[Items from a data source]
"""
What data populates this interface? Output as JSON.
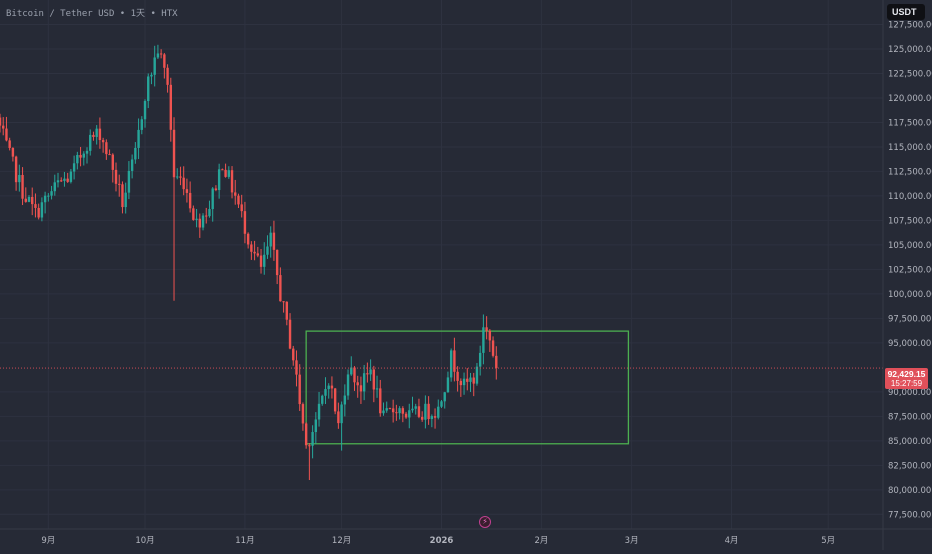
{
  "header": {
    "symbol_title": "Bitcoin / Tether USD • 1天 • HTX"
  },
  "currency_badge": "USDT",
  "current_price": {
    "price_label": "92,429.15",
    "countdown_label": "15:27:59",
    "value": 92429.15,
    "color": "#e0505a"
  },
  "colors": {
    "up": "#26a69a",
    "down": "#ef5350",
    "box": "#4caf50",
    "background": "#262a36",
    "grid": "#2e3240",
    "axis_text": "#b2b5be"
  },
  "icons": {
    "bottom": "lightning-bolt-icon",
    "bolt_glyph": "⚡"
  },
  "chart_data": {
    "type": "candlestick",
    "title": "Bitcoin / Tether USD • 1天 • HTX",
    "xlabel": "",
    "ylabel": "",
    "ylim": [
      76000,
      130000
    ],
    "y_ticks": [
      {
        "value": 77500,
        "label": "77,500.00"
      },
      {
        "value": 80000,
        "label": "80,000.00"
      },
      {
        "value": 82500,
        "label": "82,500.00"
      },
      {
        "value": 85000,
        "label": "85,000.00"
      },
      {
        "value": 87500,
        "label": "87,500.00"
      },
      {
        "value": 90000,
        "label": "90,000.00"
      },
      {
        "value": 95000,
        "label": "95,000.00"
      },
      {
        "value": 97500,
        "label": "97,500.00"
      },
      {
        "value": 100000,
        "label": "100,000.00"
      },
      {
        "value": 102500,
        "label": "102,500.00"
      },
      {
        "value": 105000,
        "label": "105,000.00"
      },
      {
        "value": 107500,
        "label": "107,500.00"
      },
      {
        "value": 110000,
        "label": "110,000.00"
      },
      {
        "value": 112500,
        "label": "112,500.00"
      },
      {
        "value": 115000,
        "label": "115,000.00"
      },
      {
        "value": 117500,
        "label": "117,500.00"
      },
      {
        "value": 120000,
        "label": "120,000.00"
      },
      {
        "value": 122500,
        "label": "122,500.00"
      },
      {
        "value": 125000,
        "label": "125,000.00"
      },
      {
        "value": 127500,
        "label": "127,500.00"
      }
    ],
    "x_range": [
      "2025-08-17",
      "2026-05-18"
    ],
    "x_ticks": [
      {
        "date": "2025-09-01",
        "label": "9月"
      },
      {
        "date": "2025-10-01",
        "label": "10月"
      },
      {
        "date": "2025-11-01",
        "label": "11月"
      },
      {
        "date": "2025-12-01",
        "label": "12月"
      },
      {
        "date": "2026-01-01",
        "label": "2026"
      },
      {
        "date": "2026-02-01",
        "label": "2月"
      },
      {
        "date": "2026-03-01",
        "label": "3月"
      },
      {
        "date": "2026-04-01",
        "label": "4月"
      },
      {
        "date": "2026-05-01",
        "label": "5月"
      }
    ],
    "grid": true,
    "current_price_line": 92429.15,
    "box": {
      "x_start": "2025-11-20",
      "x_end": "2026-02-28",
      "y_low": 84700,
      "y_high": 96200
    },
    "segments": [
      {
        "d": "2025-08-17",
        "p": 118000
      },
      {
        "d": "2025-08-21",
        "p": 114000
      },
      {
        "d": "2025-08-25",
        "p": 110500
      },
      {
        "d": "2025-08-29",
        "p": 108200
      },
      {
        "d": "2025-09-01",
        "p": 109500
      },
      {
        "d": "2025-09-05",
        "p": 111200
      },
      {
        "d": "2025-09-09",
        "p": 112000
      },
      {
        "d": "2025-09-14",
        "p": 115500
      },
      {
        "d": "2025-09-18",
        "p": 116500
      },
      {
        "d": "2025-09-22",
        "p": 112800
      },
      {
        "d": "2025-09-25",
        "p": 109300
      },
      {
        "d": "2025-09-29",
        "p": 114200
      },
      {
        "d": "2025-10-02",
        "p": 120500
      },
      {
        "d": "2025-10-06",
        "p": 125000
      },
      {
        "d": "2025-10-09",
        "p": 121600
      },
      {
        "d": "2025-10-11",
        "p": 112000
      },
      {
        "d": "2025-10-14",
        "p": 111500
      },
      {
        "d": "2025-10-18",
        "p": 107200
      },
      {
        "d": "2025-10-22",
        "p": 109000
      },
      {
        "d": "2025-10-26",
        "p": 113500
      },
      {
        "d": "2025-10-30",
        "p": 110000
      },
      {
        "d": "2025-11-04",
        "p": 104800
      },
      {
        "d": "2025-11-07",
        "p": 102500
      },
      {
        "d": "2025-11-10",
        "p": 105500
      },
      {
        "d": "2025-11-13",
        "p": 100000
      },
      {
        "d": "2025-11-17",
        "p": 93500
      },
      {
        "d": "2025-11-21",
        "p": 84500
      },
      {
        "d": "2025-11-25",
        "p": 88000
      },
      {
        "d": "2025-11-28",
        "p": 91500
      },
      {
        "d": "2025-12-01",
        "p": 86500
      },
      {
        "d": "2025-12-04",
        "p": 92500
      },
      {
        "d": "2025-12-08",
        "p": 90500
      },
      {
        "d": "2025-12-11",
        "p": 92200
      },
      {
        "d": "2025-12-15",
        "p": 87200
      },
      {
        "d": "2025-12-19",
        "p": 88500
      },
      {
        "d": "2025-12-23",
        "p": 87500
      },
      {
        "d": "2025-12-27",
        "p": 87900
      },
      {
        "d": "2026-01-01",
        "p": 88200
      },
      {
        "d": "2026-01-05",
        "p": 93500
      },
      {
        "d": "2026-01-09",
        "p": 90500
      },
      {
        "d": "2026-01-13",
        "p": 91800
      },
      {
        "d": "2026-01-15",
        "p": 96800
      },
      {
        "d": "2026-01-17",
        "p": 95300
      },
      {
        "d": "2026-01-19",
        "p": 92400
      }
    ],
    "spikes": [
      {
        "d": "2025-10-10",
        "low": 99300
      },
      {
        "d": "2025-11-21",
        "low": 81000
      },
      {
        "d": "2025-12-01",
        "low": 84000
      },
      {
        "d": "2026-01-14",
        "high": 97900
      }
    ]
  }
}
"""
• **What needs to be done**
Search the entries for the string "Bitcoin" and collect each line that has it.

• **Task response**
    "symbol_title": "Bitcoin / Tether USD • 1天 • HTX"
    "title": "Bitcoin / Tether USD • 1天 • HTX",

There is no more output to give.